[Collected data entries]
━━━━━━━━
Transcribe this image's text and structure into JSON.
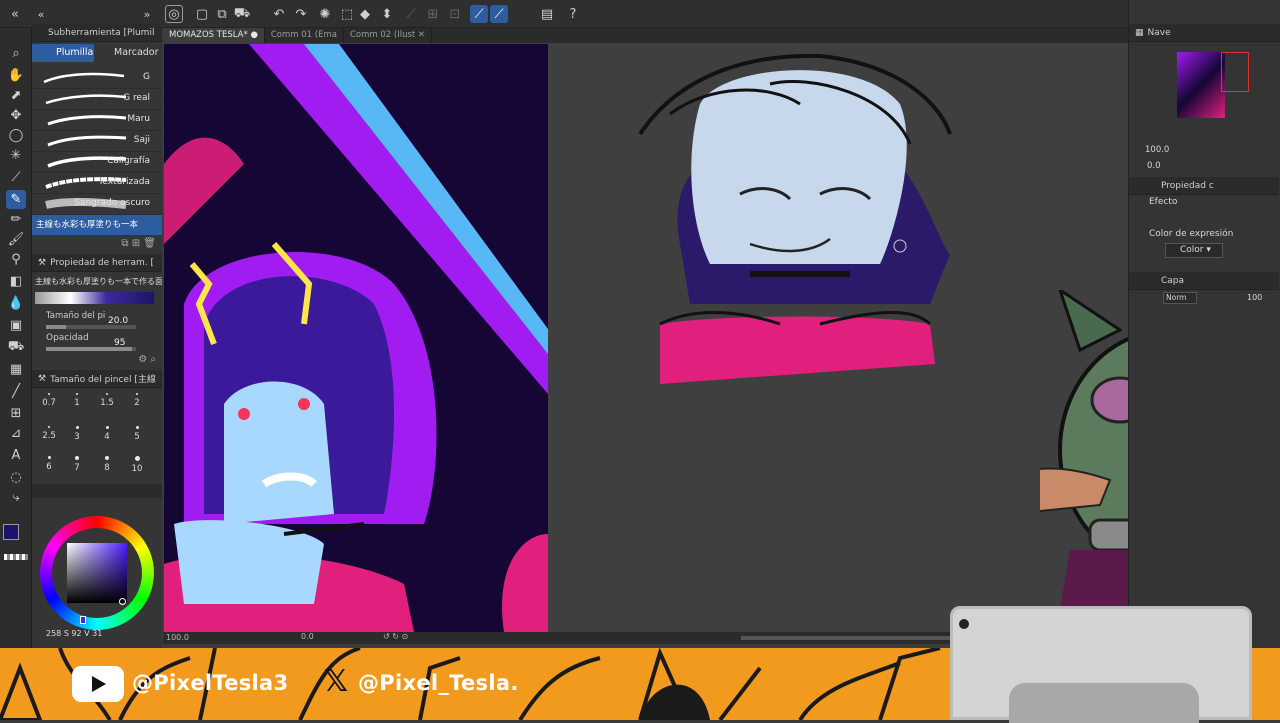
{
  "top_toolbar": {
    "icons": [
      "clip-icon",
      "new-layer-icon",
      "copy-icon",
      "fill-icon",
      "undo-icon",
      "redo-icon",
      "transform-icon",
      "select-icon",
      "ruler-icon",
      "pen-mode-icon",
      "grid-icon",
      "help-icon"
    ]
  },
  "sub_tool": {
    "panel_title": "Subherramienta [Plumil",
    "tabs": [
      "Plumilla",
      "Marcador"
    ],
    "brushes": [
      "G",
      "G real",
      "Maru",
      "Saji",
      "Caligrafía",
      "Texturizada",
      "Sangrado oscuro"
    ],
    "selected_brush": "主線も水彩も厚塗りも一本"
  },
  "tool_property": {
    "title": "Propiedad de herram. [",
    "brush_name": "主線も水彩も厚塗りも一本で作る面倒",
    "brush_size_label": "Tamaño del pi",
    "brush_size_value": "20.0",
    "opacity_label": "Opacidad",
    "opacity_value": "95"
  },
  "brush_size_panel": {
    "title": "Tamaño del pincel [主線",
    "sizes": [
      "0.7",
      "1",
      "1.5",
      "2",
      "2.5",
      "3",
      "4",
      "5",
      "6",
      "7",
      "8",
      "10"
    ]
  },
  "color": {
    "main": "#1c1468",
    "sub": "#ffffff",
    "hsv_text": "258 S 92 V 31"
  },
  "document_tabs": [
    {
      "label": "MOMAZOS TESLA*",
      "active": true
    },
    {
      "label": "Comm 01 (Ema",
      "active": false
    },
    {
      "label": "Comm 02 (Ilust",
      "active": false
    }
  ],
  "status": {
    "zoom": "100.0",
    "angle": "0.0"
  },
  "navigator": {
    "title": "Nave",
    "zoom": "100.0",
    "angle": "0.0"
  },
  "layer_property": {
    "title": "Propiedad c",
    "effect_label": "Efecto",
    "expression_label": "Color de expresión",
    "expression_value": "Color"
  },
  "layer_panel": {
    "title": "Capa",
    "blend_mode": "Norm",
    "opacity": "100"
  },
  "banner": {
    "youtube_handle": "@PixelTesla3",
    "x_handle": "@Pixel_Tesla.",
    "bg_color": "#f29a1e"
  }
}
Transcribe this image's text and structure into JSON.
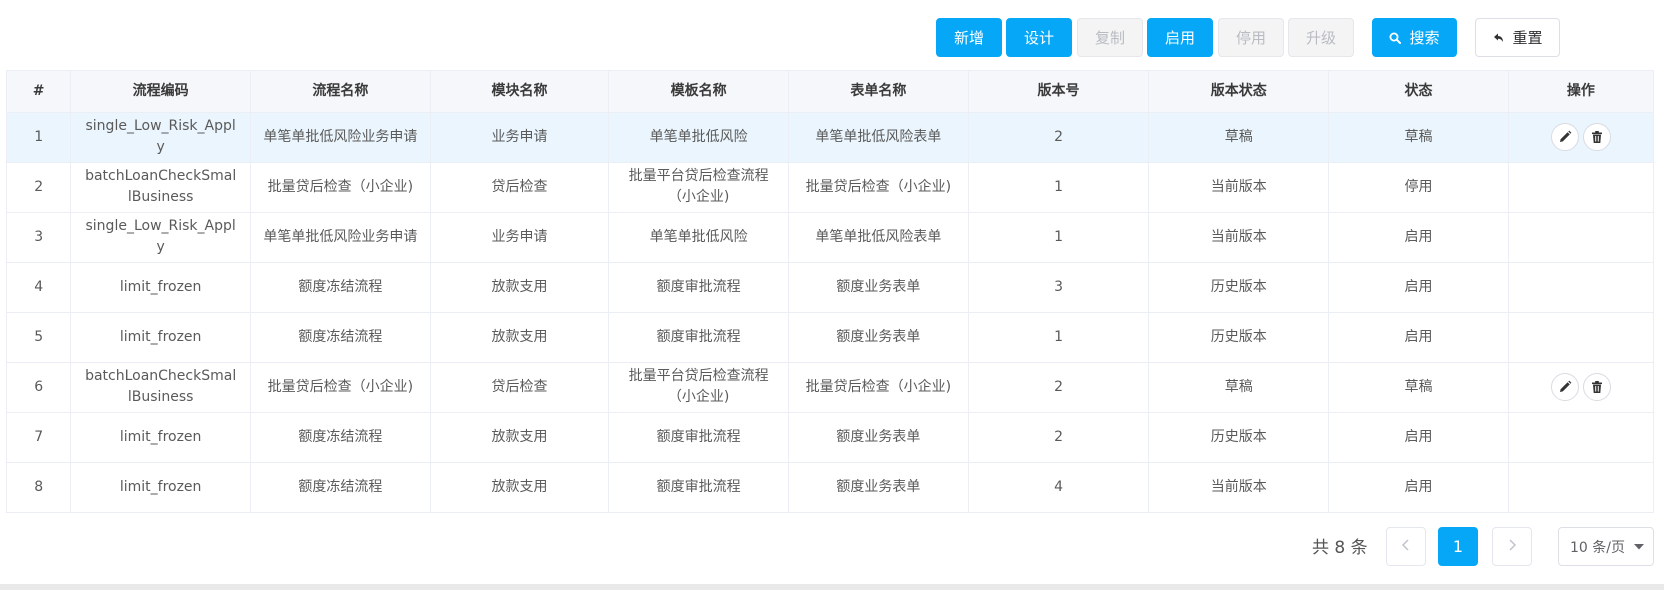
{
  "toolbar": {
    "add_label": "新增",
    "design_label": "设计",
    "copy_label": "复制",
    "enable_label": "启用",
    "disable_label": "停用",
    "upgrade_label": "升级",
    "search_label": "搜索",
    "reset_label": "重置"
  },
  "table": {
    "headers": [
      "#",
      "流程编码",
      "流程名称",
      "模块名称",
      "模板名称",
      "表单名称",
      "版本号",
      "版本状态",
      "状态",
      "操作"
    ],
    "rows": [
      [
        "1",
        "single_Low_Risk_Apply",
        "单笔单批低风险业务申请",
        "业务申请",
        "单笔单批低风险",
        "单笔单批低风险表单",
        "2",
        "草稿",
        "草稿"
      ],
      [
        "2",
        "batchLoanCheckSmallBusiness",
        "批量贷后检查（小企业)",
        "贷后检查",
        "批量平台贷后检查流程（小企业)",
        "批量贷后检查（小企业)",
        "1",
        "当前版本",
        "停用"
      ],
      [
        "3",
        "single_Low_Risk_Apply",
        "单笔单批低风险业务申请",
        "业务申请",
        "单笔单批低风险",
        "单笔单批低风险表单",
        "1",
        "当前版本",
        "启用"
      ],
      [
        "4",
        "limit_frozen",
        "额度冻结流程",
        "放款支用",
        "额度审批流程",
        "额度业务表单",
        "3",
        "历史版本",
        "启用"
      ],
      [
        "5",
        "limit_frozen",
        "额度冻结流程",
        "放款支用",
        "额度审批流程",
        "额度业务表单",
        "1",
        "历史版本",
        "启用"
      ],
      [
        "6",
        "batchLoanCheckSmallBusiness",
        "批量贷后检查（小企业)",
        "贷后检查",
        "批量平台贷后检查流程（小企业)",
        "批量贷后检查（小企业)",
        "2",
        "草稿",
        "草稿"
      ],
      [
        "7",
        "limit_frozen",
        "额度冻结流程",
        "放款支用",
        "额度审批流程",
        "额度业务表单",
        "2",
        "历史版本",
        "启用"
      ],
      [
        "8",
        "limit_frozen",
        "额度冻结流程",
        "放款支用",
        "额度审批流程",
        "额度业务表单",
        "4",
        "当前版本",
        "启用"
      ]
    ],
    "editable_rows": [
      0,
      5
    ],
    "selected_row": 0
  },
  "pagination": {
    "total_label": "共 8 条",
    "current_page": "1",
    "page_size_label": "10 条/页"
  },
  "colors": {
    "primary": "#06a7f7",
    "selected_row": "#eaf5fd",
    "header_bg": "#f5f7fa",
    "border": "#ebeef5"
  },
  "icons": {
    "search": "search-icon",
    "reset": "undo-arrow-icon",
    "edit": "pencil-icon",
    "delete": "trash-icon",
    "prev": "chevron-left-icon",
    "next": "chevron-right-icon",
    "dropdown": "caret-down-icon"
  }
}
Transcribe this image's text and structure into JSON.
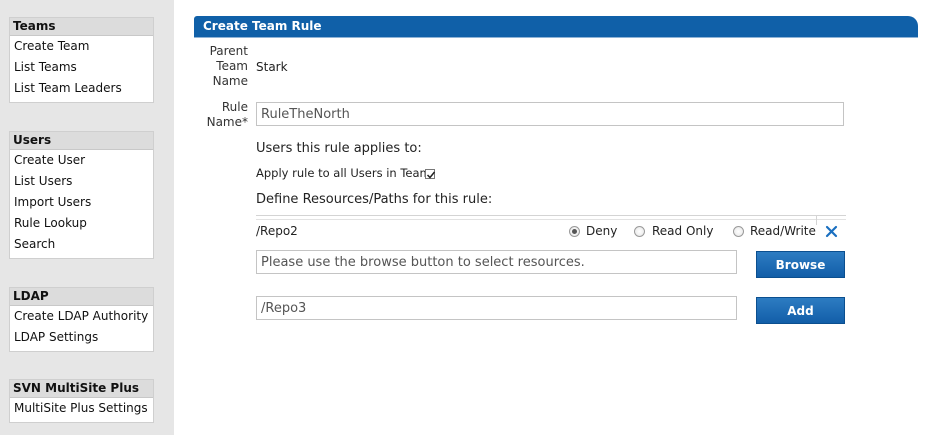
{
  "sidebar": {
    "sections": [
      {
        "title": "Teams",
        "items": [
          "Create Team",
          "List Teams",
          "List Team Leaders"
        ]
      },
      {
        "title": "Users",
        "items": [
          "Create User",
          "List Users",
          "Import Users",
          "Rule Lookup",
          "Search"
        ]
      },
      {
        "title": "LDAP",
        "items": [
          "Create LDAP Authority",
          "LDAP Settings"
        ]
      },
      {
        "title": "SVN MultiSite Plus",
        "items": [
          "MultiSite Plus Settings"
        ]
      }
    ]
  },
  "panel": {
    "title": "Create Team Rule",
    "parent_label_lines": [
      "Parent",
      "Team",
      "Name"
    ],
    "parent_value": "Stark",
    "rule_label_lines": [
      "Rule",
      "Name*"
    ],
    "rule_name_value": "RuleTheNorth",
    "users_heading": "Users this rule applies to:",
    "apply_all_label": "Apply rule to all Users in Team",
    "apply_all_checked": true,
    "resources_heading": "Define Resources/Paths for this rule:",
    "resource_row": {
      "path": "/Repo2",
      "options": [
        "Deny",
        "Read Only",
        "Read/Write"
      ],
      "selected": "Deny"
    },
    "browse_placeholder": "Please use the browse button to select resources.",
    "browse_button": "Browse",
    "add_path_value": "/Repo3",
    "add_button": "Add"
  },
  "colors": {
    "header_blue": "#1060a8",
    "button_blue": "#125ea8",
    "close_icon_blue": "#1a6fc0",
    "sidebar_bg": "#e6e6e6"
  }
}
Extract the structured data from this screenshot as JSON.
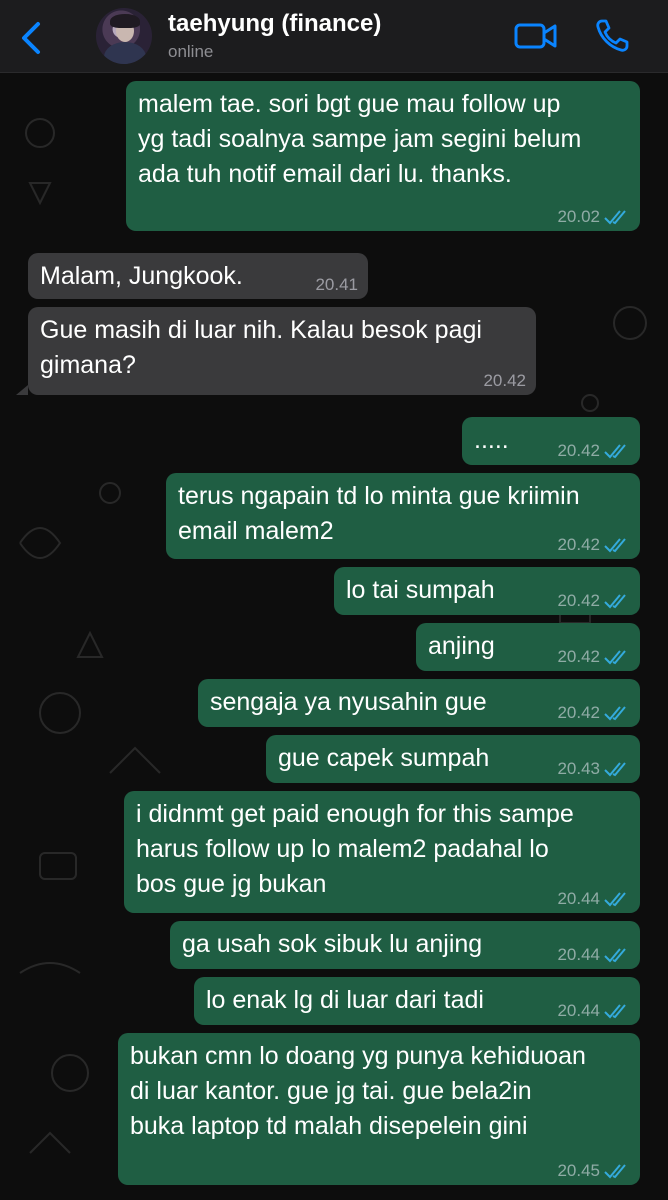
{
  "header": {
    "name": "taehyung (finance)",
    "status": "online"
  },
  "colors": {
    "outgoing_bubble": "#1f5e43",
    "incoming_bubble": "#3a3a3c",
    "accent": "#0a84ff",
    "read_check": "#34aadc"
  },
  "icons": {
    "back": "chevron-left-icon",
    "video": "video-camera-icon",
    "call": "phone-icon",
    "read": "double-check-icon"
  },
  "messages": [
    {
      "dir": "out",
      "text": "malem tae. sori bgt gue mau follow up\nyg tadi soalnya sampe jam segini belum\nada tuh notif email dari lu. thanks.",
      "time": "20.02",
      "read": true
    },
    {
      "dir": "in",
      "text": "Malam, Jungkook.",
      "time": "20.41"
    },
    {
      "dir": "in",
      "text": "Gue masih di luar nih. Kalau besok pagi\ngimana?",
      "time": "20.42"
    },
    {
      "dir": "out",
      "text": ".....",
      "time": "20.42",
      "read": true
    },
    {
      "dir": "out",
      "text": "terus ngapain td lo minta gue kriimin\nemail malem2",
      "time": "20.42",
      "read": true
    },
    {
      "dir": "out",
      "text": "lo tai sumpah",
      "time": "20.42",
      "read": true
    },
    {
      "dir": "out",
      "text": "anjing",
      "time": "20.42",
      "read": true
    },
    {
      "dir": "out",
      "text": "sengaja ya nyusahin gue",
      "time": "20.42",
      "read": true
    },
    {
      "dir": "out",
      "text": "gue capek sumpah",
      "time": "20.43",
      "read": true
    },
    {
      "dir": "out",
      "text": "i didnmt get paid enough for this sampe\nharus follow up lo malem2 padahal lo\nbos gue jg bukan",
      "time": "20.44",
      "read": true
    },
    {
      "dir": "out",
      "text": "ga usah sok sibuk lu anjing",
      "time": "20.44",
      "read": true
    },
    {
      "dir": "out",
      "text": "lo enak lg di luar dari tadi",
      "time": "20.44",
      "read": true
    },
    {
      "dir": "out",
      "text": "bukan cmn lo doang yg punya kehiduoan\ndi luar kantor. gue jg tai. gue bela2in\nbuka laptop td malah disepelein gini",
      "time": "20.45",
      "read": true
    }
  ]
}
━━━━━━━━
--- GIVEN EXERCISE ---
Pick out each line containing "Propiedad" and report it.

--- CORRECT RESPONSE ---
    "title": "Propiedad de herram. [",
    "title": "Propiedad c",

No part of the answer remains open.